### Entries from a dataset
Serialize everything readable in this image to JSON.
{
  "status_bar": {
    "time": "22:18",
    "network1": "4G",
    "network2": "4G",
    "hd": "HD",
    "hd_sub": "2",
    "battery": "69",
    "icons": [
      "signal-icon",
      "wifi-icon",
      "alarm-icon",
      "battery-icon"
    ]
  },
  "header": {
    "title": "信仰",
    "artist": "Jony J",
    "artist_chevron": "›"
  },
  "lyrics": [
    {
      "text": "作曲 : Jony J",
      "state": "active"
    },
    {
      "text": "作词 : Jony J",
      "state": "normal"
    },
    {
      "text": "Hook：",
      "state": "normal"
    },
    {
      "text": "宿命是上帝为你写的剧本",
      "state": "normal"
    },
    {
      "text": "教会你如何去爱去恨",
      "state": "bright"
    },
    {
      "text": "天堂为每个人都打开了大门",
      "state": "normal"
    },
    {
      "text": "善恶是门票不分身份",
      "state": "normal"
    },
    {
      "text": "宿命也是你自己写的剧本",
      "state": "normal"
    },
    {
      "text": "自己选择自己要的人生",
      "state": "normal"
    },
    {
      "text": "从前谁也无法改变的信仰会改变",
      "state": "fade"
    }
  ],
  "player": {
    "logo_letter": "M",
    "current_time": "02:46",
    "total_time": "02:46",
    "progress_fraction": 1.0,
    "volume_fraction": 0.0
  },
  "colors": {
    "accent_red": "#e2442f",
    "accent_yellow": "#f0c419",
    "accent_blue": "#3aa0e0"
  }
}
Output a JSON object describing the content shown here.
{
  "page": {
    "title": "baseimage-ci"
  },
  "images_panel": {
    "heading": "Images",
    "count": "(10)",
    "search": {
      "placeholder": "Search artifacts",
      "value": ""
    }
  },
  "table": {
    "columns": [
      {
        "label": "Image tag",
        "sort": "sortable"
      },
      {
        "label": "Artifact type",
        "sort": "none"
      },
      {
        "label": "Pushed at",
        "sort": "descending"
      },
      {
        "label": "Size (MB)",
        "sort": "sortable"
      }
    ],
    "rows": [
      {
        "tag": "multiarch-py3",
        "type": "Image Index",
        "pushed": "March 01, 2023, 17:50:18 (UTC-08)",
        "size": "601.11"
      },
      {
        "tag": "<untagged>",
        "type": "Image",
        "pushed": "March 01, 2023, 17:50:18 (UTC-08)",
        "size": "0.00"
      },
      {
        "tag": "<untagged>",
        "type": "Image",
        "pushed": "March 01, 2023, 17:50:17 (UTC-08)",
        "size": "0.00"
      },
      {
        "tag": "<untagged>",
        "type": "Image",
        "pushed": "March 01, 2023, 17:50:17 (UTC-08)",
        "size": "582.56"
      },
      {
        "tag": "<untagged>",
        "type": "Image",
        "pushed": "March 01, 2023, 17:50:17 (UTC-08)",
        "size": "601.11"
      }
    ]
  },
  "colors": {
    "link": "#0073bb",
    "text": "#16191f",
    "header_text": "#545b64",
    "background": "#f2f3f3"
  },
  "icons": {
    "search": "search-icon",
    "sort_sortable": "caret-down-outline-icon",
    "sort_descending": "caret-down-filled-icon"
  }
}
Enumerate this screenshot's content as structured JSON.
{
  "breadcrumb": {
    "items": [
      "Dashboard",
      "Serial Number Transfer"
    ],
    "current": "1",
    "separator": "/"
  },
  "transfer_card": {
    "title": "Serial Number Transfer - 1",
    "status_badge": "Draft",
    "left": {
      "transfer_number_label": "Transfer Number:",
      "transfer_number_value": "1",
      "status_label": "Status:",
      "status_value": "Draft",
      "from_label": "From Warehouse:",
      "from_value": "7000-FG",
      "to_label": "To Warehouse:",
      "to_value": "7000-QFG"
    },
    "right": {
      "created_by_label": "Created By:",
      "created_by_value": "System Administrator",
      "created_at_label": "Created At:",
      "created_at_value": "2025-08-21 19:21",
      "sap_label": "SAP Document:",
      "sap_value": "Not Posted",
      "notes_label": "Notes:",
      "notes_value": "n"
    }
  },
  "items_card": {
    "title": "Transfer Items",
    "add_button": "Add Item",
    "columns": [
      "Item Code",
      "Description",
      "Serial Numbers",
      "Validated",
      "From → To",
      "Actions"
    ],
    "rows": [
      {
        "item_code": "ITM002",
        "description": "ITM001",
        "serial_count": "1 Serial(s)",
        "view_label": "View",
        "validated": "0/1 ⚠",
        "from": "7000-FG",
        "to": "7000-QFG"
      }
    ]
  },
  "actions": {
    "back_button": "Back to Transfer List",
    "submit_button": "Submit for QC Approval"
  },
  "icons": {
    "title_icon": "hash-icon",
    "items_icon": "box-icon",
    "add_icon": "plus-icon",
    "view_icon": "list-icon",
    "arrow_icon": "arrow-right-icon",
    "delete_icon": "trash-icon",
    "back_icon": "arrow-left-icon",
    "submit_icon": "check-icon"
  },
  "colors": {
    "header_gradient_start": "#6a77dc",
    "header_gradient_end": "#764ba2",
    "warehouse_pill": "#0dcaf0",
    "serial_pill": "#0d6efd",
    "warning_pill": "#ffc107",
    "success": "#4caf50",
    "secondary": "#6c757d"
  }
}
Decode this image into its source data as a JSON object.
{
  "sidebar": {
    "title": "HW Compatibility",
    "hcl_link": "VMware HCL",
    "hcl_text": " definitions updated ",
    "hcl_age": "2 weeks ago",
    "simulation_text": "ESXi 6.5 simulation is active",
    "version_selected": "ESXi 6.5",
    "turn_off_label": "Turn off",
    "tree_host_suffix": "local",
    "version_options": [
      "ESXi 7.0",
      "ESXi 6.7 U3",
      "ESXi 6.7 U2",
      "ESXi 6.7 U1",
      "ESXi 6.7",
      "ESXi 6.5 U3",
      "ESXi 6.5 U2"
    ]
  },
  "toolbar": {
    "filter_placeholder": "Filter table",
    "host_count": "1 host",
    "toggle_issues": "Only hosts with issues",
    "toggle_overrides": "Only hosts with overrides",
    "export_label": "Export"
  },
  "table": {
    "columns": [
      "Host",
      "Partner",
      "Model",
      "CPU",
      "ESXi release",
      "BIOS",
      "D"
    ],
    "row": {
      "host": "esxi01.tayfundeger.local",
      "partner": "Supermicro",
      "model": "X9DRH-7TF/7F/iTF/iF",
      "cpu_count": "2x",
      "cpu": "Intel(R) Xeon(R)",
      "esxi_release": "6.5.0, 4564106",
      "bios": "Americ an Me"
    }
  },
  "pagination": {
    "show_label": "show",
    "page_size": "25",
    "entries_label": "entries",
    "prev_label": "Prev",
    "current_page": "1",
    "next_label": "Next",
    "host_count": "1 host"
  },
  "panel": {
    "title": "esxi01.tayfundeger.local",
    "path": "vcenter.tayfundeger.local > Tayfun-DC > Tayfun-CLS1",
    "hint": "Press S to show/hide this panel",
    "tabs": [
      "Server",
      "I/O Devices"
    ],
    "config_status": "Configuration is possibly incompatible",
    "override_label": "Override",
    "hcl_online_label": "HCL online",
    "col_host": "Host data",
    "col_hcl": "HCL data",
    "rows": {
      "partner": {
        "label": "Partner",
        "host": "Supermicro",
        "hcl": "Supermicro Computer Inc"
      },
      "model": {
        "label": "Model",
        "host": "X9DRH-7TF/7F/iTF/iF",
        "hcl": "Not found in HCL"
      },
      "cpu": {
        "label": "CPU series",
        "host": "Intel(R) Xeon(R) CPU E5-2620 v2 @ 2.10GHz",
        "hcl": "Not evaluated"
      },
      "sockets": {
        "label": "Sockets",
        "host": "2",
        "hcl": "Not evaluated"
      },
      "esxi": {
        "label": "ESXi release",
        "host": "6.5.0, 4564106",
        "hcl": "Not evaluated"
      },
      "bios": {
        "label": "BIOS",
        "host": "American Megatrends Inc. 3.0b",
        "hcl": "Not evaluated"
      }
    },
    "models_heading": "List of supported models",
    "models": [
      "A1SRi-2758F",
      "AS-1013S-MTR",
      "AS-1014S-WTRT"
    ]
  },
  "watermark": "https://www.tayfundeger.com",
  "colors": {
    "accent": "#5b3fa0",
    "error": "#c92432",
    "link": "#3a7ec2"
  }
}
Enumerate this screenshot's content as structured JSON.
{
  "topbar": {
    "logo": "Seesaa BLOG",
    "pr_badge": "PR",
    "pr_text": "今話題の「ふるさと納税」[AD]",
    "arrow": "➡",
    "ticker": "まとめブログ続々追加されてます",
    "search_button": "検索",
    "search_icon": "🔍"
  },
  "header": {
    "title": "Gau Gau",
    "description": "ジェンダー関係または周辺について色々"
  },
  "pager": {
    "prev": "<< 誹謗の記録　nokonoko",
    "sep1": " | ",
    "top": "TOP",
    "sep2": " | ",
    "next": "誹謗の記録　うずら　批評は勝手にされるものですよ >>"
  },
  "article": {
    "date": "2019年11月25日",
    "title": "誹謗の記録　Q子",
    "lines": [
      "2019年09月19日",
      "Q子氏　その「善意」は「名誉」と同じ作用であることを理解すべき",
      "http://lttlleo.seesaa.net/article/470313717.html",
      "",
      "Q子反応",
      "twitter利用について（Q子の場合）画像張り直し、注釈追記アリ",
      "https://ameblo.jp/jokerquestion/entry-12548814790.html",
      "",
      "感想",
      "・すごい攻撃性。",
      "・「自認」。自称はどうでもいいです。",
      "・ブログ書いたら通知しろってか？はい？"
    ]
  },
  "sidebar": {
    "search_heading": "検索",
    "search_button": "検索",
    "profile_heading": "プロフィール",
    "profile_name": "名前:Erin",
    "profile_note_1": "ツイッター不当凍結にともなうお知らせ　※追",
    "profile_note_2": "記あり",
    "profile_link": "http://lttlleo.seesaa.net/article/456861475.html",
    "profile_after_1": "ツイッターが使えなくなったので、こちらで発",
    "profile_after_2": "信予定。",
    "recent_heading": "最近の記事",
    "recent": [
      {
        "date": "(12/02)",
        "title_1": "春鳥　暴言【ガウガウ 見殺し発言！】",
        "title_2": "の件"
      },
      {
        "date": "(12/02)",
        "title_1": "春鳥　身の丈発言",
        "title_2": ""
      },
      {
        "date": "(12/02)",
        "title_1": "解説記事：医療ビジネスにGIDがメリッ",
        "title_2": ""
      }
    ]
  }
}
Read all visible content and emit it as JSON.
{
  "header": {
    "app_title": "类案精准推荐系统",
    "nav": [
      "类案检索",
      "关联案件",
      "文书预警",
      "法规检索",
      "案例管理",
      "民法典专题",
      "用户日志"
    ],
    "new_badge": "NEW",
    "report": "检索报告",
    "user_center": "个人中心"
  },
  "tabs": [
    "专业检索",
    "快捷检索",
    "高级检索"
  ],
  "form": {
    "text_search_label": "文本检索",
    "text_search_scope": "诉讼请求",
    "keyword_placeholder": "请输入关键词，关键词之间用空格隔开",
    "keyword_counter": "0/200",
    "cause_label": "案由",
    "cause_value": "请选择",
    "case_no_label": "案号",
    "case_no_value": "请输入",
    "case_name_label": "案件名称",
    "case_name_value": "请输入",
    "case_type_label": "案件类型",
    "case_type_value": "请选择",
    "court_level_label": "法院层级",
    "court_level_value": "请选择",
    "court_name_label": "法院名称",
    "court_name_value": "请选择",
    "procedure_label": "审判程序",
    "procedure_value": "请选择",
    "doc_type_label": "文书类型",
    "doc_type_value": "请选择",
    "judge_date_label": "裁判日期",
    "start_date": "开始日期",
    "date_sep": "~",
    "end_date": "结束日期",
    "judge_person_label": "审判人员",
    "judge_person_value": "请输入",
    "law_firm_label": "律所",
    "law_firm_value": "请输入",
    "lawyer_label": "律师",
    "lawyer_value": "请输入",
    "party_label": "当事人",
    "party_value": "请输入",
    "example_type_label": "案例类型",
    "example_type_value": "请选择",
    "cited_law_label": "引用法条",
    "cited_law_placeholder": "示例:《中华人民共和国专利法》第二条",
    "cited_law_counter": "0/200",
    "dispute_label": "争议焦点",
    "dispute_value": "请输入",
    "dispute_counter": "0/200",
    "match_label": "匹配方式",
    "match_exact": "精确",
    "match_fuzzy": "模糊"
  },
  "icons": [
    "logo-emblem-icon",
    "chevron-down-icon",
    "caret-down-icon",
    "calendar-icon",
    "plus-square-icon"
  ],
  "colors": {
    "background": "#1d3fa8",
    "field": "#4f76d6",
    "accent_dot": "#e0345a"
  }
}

### Given instruction
In the material above, how many lines hold the word "content"? Say only the number.

### Task result
4